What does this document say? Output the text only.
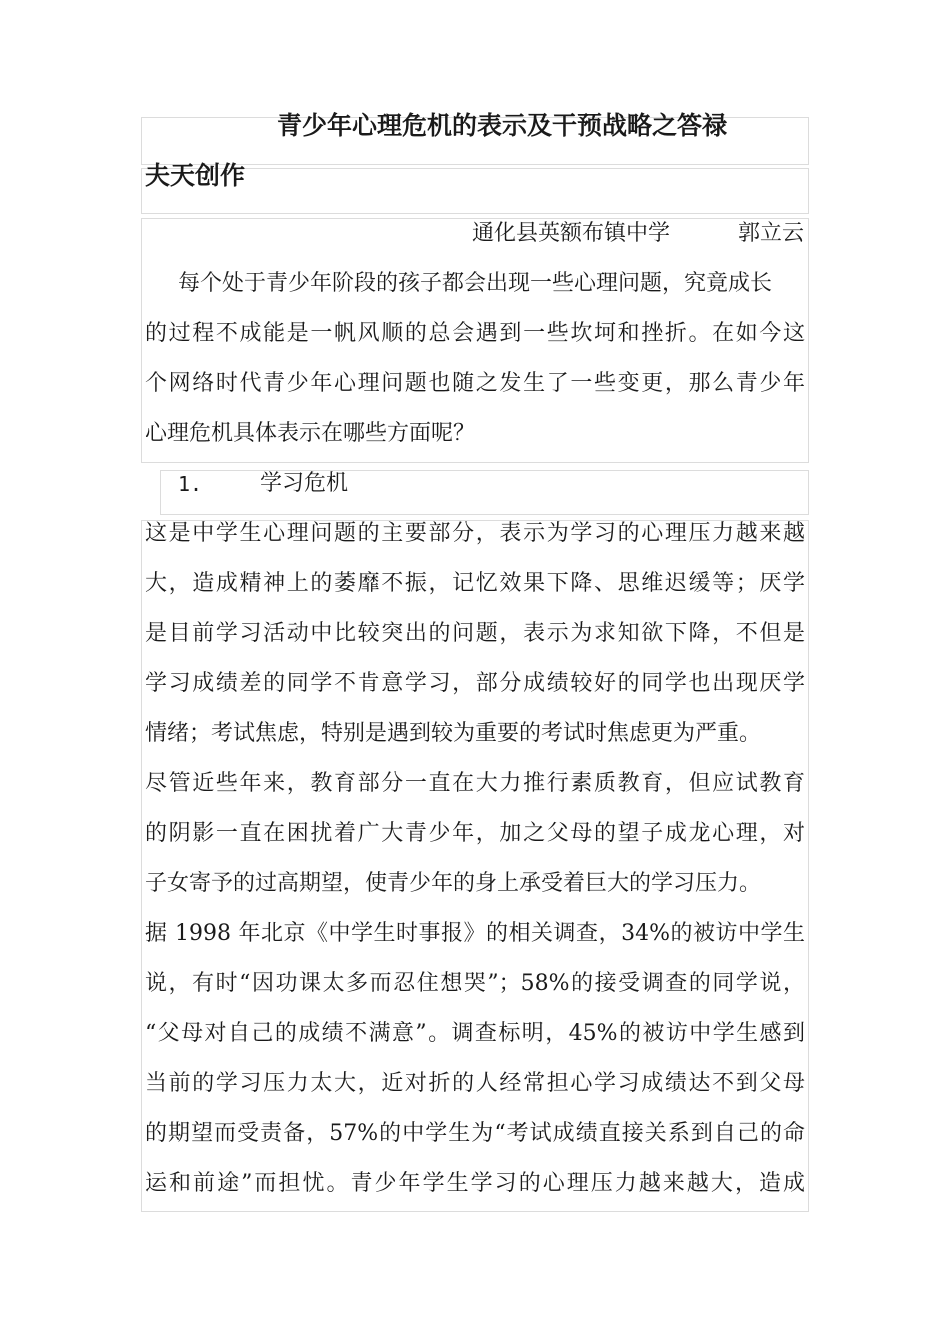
青少年心理危机的表示及干预战略之答禄
夫天创作
通化县英额布镇中学	郭立云
每个处于青少年阶段的孩子都会出现一些心理问题，究竟成长
的过程不成能是一帆风顺的总会遇到一些坎坷和挫折。在如今这
个网络时代青少年心理问题也随之发生了一些变更，那么青少年
心理危机具体表示在哪些方面呢？
1.	学习危机
这是中学生心理问题的主要部分，表示为学习的心理压力越来越
大，造成精神上的萎靡不振，记忆效果下降、思维迟缓等；厌学
是目前学习活动中比较突出的问题，表示为求知欲下降，不但是
学习成绩差的同学不肯意学习，部分成绩较好的同学也出现厌学
情绪；考试焦虑，特别是遇到较为重要的考试时焦虑更为严重。
尽管近些年来，教育部分一直在大力推行素质教育，但应试教育
的阴影一直在困扰着广大青少年，加之父母的望子成龙心理，对
子女寄予的过高期望，使青少年的身上承受着巨大的学习压力。
据 1998 年北京《中学生时事报》的相关调查，34%的被访中学生
说，有时“因功课太多而忍住想哭”；58%的接受调查的同学说，
“父母对自己的成绩不满意”。调查标明，45%的被访中学生感到
当前的学习压力太大，近对折的人经常担心学习成绩达不到父母
的期望而受责备，57%的中学生为“考试成绩直接关系到自己的命
运和前途”而担忧。青少年学生学习的心理压力越来越大，造成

════

:: What you have to do ::
Write out each entry exactly as given, omitting any picture.

:: Response to this exercise ::
What does this document say? Output the text only.
青少年心理危机的表示及干预战略之答禄
夫天创作
通化县英额布镇中学	郭立云
每个处于青少年阶段的孩子都会出现一些心理问题，究竟成长
的过程不成能是一帆风顺的总会遇到一些坎坷和挫折。在如今这
个网络时代青少年心理问题也随之发生了一些变更，那么青少年
心理危机具体表示在哪些方面呢？
1.	学习危机
这是中学生心理问题的主要部分，表示为学习的心理压力越来越
大，造成精神上的萎靡不振，记忆效果下降、思维迟缓等；厌学
是目前学习活动中比较突出的问题，表示为求知欲下降，不但是
学习成绩差的同学不肯意学习，部分成绩较好的同学也出现厌学
情绪；考试焦虑，特别是遇到较为重要的考试时焦虑更为严重。
尽管近些年来，教育部分一直在大力推行素质教育，但应试教育
的阴影一直在困扰着广大青少年，加之父母的望子成龙心理，对
子女寄予的过高期望，使青少年的身上承受着巨大的学习压力。
据 1998 年北京《中学生时事报》的相关调查，34%的被访中学生
说，有时“因功课太多而忍住想哭”；58%的接受调查的同学说，
“父母对自己的成绩不满意”。调查标明，45%的被访中学生感到
当前的学习压力太大，近对折的人经常担心学习成绩达不到父母
的期望而受责备，57%的中学生为“考试成绩直接关系到自己的命
运和前途”而担忧。青少年学生学习的心理压力越来越大，造成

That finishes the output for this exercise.